Dataset entries
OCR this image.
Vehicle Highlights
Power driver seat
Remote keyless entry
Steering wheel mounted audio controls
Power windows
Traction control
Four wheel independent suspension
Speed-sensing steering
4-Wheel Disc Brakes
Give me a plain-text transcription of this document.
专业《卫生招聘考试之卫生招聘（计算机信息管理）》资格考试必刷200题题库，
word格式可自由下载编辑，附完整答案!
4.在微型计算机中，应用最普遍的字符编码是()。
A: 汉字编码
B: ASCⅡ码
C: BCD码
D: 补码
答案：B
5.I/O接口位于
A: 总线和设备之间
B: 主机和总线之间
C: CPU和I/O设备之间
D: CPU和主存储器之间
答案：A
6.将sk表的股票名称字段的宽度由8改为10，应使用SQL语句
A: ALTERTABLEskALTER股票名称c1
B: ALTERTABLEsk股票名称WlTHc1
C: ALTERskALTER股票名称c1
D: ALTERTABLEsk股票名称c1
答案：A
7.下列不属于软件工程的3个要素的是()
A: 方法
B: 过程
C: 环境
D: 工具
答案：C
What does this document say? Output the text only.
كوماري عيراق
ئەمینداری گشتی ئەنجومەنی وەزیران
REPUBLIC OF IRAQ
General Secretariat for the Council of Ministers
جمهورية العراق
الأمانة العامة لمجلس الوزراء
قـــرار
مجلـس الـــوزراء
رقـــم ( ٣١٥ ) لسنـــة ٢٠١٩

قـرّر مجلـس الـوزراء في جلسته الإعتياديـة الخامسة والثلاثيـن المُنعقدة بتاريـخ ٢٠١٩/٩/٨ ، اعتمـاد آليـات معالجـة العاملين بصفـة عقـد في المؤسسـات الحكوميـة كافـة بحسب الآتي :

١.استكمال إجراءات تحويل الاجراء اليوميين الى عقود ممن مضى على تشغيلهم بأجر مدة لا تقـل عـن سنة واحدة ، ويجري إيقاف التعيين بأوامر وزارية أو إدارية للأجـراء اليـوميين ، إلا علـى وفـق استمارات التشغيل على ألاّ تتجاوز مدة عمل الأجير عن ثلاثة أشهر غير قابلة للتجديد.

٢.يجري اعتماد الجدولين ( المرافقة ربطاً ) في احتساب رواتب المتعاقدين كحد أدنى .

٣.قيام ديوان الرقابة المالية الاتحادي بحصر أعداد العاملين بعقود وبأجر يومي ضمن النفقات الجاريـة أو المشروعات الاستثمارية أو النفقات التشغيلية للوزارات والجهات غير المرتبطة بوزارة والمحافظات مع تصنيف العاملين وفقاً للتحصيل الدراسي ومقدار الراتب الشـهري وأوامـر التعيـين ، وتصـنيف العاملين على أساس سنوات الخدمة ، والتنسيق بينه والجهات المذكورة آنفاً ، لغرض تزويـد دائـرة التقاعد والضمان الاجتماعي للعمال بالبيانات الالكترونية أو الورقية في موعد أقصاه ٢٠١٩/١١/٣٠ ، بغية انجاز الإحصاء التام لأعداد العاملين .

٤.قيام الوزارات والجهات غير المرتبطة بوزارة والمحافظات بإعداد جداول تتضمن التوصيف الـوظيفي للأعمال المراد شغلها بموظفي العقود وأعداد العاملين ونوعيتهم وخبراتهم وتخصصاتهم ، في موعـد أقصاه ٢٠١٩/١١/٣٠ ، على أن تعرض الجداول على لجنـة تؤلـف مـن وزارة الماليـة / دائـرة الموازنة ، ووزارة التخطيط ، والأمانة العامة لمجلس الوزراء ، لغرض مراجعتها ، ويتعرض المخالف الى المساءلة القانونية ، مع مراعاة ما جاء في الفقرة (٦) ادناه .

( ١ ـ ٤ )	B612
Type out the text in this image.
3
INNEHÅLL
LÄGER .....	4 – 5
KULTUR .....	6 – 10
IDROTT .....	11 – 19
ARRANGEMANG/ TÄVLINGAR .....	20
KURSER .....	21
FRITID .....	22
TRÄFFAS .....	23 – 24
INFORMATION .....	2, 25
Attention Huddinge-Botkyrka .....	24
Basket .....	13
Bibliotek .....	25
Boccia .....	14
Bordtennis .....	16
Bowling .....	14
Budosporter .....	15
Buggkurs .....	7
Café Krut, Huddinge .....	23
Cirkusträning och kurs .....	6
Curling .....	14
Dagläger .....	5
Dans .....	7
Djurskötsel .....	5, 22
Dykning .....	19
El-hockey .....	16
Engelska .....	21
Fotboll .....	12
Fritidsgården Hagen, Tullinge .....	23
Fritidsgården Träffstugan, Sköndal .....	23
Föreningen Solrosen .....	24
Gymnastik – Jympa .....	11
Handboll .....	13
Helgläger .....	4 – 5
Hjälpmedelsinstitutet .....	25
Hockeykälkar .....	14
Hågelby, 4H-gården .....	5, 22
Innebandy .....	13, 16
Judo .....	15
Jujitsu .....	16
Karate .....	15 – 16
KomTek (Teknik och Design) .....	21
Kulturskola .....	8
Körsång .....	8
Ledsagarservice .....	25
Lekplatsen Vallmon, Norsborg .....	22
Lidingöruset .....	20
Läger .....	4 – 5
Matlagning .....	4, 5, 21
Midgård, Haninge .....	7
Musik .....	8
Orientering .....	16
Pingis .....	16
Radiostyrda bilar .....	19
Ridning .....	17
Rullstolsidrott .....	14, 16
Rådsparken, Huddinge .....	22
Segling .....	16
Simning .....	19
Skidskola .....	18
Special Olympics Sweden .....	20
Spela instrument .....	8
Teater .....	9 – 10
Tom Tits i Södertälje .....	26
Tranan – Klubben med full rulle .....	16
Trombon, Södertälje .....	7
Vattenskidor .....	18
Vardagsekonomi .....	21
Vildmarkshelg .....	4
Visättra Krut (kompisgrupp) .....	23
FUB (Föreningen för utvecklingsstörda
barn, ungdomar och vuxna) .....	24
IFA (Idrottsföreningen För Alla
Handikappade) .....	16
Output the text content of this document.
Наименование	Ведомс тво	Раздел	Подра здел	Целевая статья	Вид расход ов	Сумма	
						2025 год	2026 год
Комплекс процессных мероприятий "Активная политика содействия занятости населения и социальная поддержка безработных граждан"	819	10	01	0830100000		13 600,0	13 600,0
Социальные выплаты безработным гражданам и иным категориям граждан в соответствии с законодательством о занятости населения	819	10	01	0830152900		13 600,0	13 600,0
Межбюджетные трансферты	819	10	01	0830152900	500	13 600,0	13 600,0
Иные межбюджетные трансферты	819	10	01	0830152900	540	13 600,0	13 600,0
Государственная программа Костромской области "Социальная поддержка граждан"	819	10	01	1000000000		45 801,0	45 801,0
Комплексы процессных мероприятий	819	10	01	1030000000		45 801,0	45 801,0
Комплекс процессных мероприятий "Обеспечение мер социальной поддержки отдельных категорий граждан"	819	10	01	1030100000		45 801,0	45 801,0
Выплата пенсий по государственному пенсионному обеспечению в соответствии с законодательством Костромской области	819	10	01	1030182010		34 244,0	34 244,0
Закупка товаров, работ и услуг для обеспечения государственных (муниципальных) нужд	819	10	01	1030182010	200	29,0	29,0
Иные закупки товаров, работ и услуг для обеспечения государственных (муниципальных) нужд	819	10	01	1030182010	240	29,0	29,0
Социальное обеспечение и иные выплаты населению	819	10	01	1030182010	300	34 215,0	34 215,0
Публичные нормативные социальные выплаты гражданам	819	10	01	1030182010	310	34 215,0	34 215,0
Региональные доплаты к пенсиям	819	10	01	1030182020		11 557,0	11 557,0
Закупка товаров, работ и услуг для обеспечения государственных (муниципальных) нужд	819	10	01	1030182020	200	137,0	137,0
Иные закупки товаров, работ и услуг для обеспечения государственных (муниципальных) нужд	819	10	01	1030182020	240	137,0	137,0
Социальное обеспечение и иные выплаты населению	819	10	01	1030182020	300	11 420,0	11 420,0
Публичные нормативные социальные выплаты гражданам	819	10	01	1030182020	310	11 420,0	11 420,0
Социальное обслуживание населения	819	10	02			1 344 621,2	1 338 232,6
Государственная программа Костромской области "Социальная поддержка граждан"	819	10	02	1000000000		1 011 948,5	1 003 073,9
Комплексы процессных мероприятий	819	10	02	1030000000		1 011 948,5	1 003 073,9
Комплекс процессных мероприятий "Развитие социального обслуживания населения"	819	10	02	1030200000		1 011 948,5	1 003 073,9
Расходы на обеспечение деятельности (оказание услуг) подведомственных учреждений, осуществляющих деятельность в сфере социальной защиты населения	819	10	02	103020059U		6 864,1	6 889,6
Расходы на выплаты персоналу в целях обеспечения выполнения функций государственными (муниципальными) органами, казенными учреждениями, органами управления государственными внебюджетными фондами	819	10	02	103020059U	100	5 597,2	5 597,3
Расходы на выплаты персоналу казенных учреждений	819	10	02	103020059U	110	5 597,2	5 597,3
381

**GIVEN PROBLEM:** Show each line holding the word "document".

**RESULT OF THIS EXERCISE:**
Give me a plain-text transcription of this document.
What does this document say? Output the text only.
Output the text content of this document.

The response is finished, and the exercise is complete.